● **Data supplied**
..............................

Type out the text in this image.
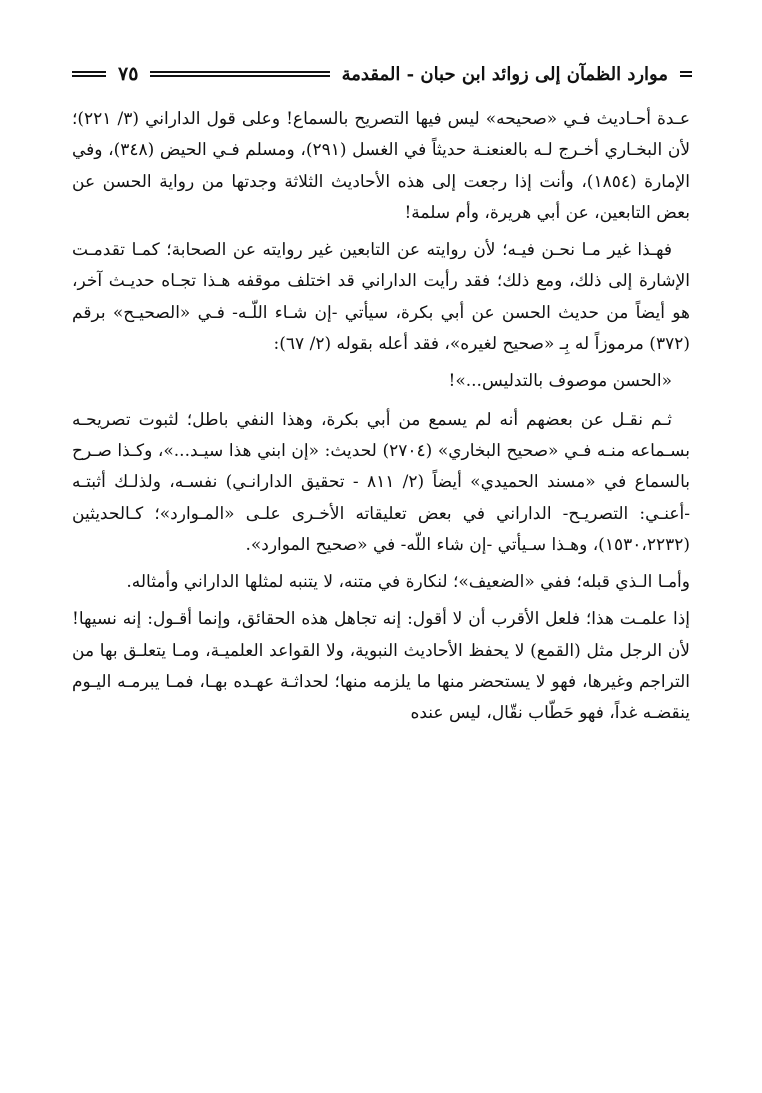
موارد الظمآن إلى زوائد ابن حبان - المقدمة
٧٥

عـدة أحـاديث فـي «صحيحه» ليس فيها التصريح بالسماع! وعلى قول الداراني (٣/ ٢٢١)؛ لأن البخـاري أخـرج لـه بالعنعنـة حديثاً في الغسل (٢٩١)، ومسلم فـي الحيض (٣٤٨)، وفي الإمارة (١٨٥٤)، وأنت إذا رجعت إلى هذه الأحاديث الثلاثة وجدتها من رواية الحسن عن بعض التابعين، عن أبي هريرة، وأم سلمة!

فهـذا غير مـا نحـن فيـه؛ لأن روايته عن التابعين غير روايته عن الصحابة؛ كمـا تقدمـت الإشارة إلى ذلك، ومع ذلك؛ فقد رأيت الداراني قد اختلف موقفه هـذا تجـاه حديـث آخر، هو أيضاً من حديث الحسن عن أبي بكرة، سيأتي -إن شـاء اللّـه- فـي «الصحيـح» برقم (٣٧٢) مرموزاً له بِـ «صحيح لغيره»، فقد أعله بقوله (٢/ ٦٧):

«الحسن موصوف بالتدليس...»!

ثـم نقـل عن بعضهم أنه لم يسمع من أبي بكرة، وهذا النفي باطل؛ لثبوت تصريحـه بسـماعه منـه فـي «صحيح البخاري» (٢٧٠٤) لحديث: «إن ابني هذا سيـد...»، وكـذا صـرح بالسماع في «مسند الحميدي» أيضاً (٢/ ٨١١ - تحقيق الدارانـي) نفسـه، ولذلـك أثبتـه -أعنـي: التصريـح- الداراني في بعض تعليقاته الأخـرى علـى «المـوارد»؛ كـالحديثين (١٥٣٠،٢٢٣٢)، وهـذا سـيأتي -إن شاء اللّه- في «صحيح الموارد».

وأمـا الـذي قبله؛ ففي «الضعيف»؛ لنكارة في متنه، لا يتنبه لمثلها الداراني وأمثاله.

إذا علمـت هذا؛ فلعل الأقرب أن لا أقول: إنه تجاهل هذه الحقائق، وإنما أقـول: إنه نسيها! لأن الرجل مثل (القمع) لا يحفظ الأحاديث النبوية، ولا القواعد العلميـة، ومـا يتعلـق بها من التراجم وغيرها، فهو لا يستحضر منها ما يلزمه منها؛ لحداثـة عهـده بهـا، فمـا يبرمـه اليـوم ينقضـه غداً، فهو حَطّاب نقّال، ليس عنده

..............................

● **What is expected**
For each line above that contains the word "التابعين", copy that line.

● **Exercise output**
عـدة أحـاديث فـي «صحيحه» ليس فيها التصريح بالسماع! وعلى قول الداراني (٣/ ٢٢١)؛ لأن البخـاري أخـرج لـه بالعنعنـة حديثاً في الغسل (٢٩١)، ومسلم فـي الحيض (٣٤٨)، وفي الإمارة (١٨٥٤)، وأنت إذا رجعت إلى هذه الأحاديث الثلاثة وجدتها من رواية الحسن عن بعض التابعين، عن أبي هريرة، وأم سلمة!
فهـذا غير مـا نحـن فيـه؛ لأن روايته عن التابعين غير روايته عن الصحابة؛ كمـا تقدمـت الإشارة إلى ذلك، ومع ذلك؛ فقد رأيت الداراني قد اختلف موقفه هـذا تجـاه حديـث آخر، هو أيضاً من حديث الحسن عن أبي بكرة، سيأتي -إن شـاء اللّـه- فـي «الصحيـح» برقم (٣٧٢) مرموزاً له بِـ «صحيح لغيره»، فقد أعله بقوله (٢/ ٦٧):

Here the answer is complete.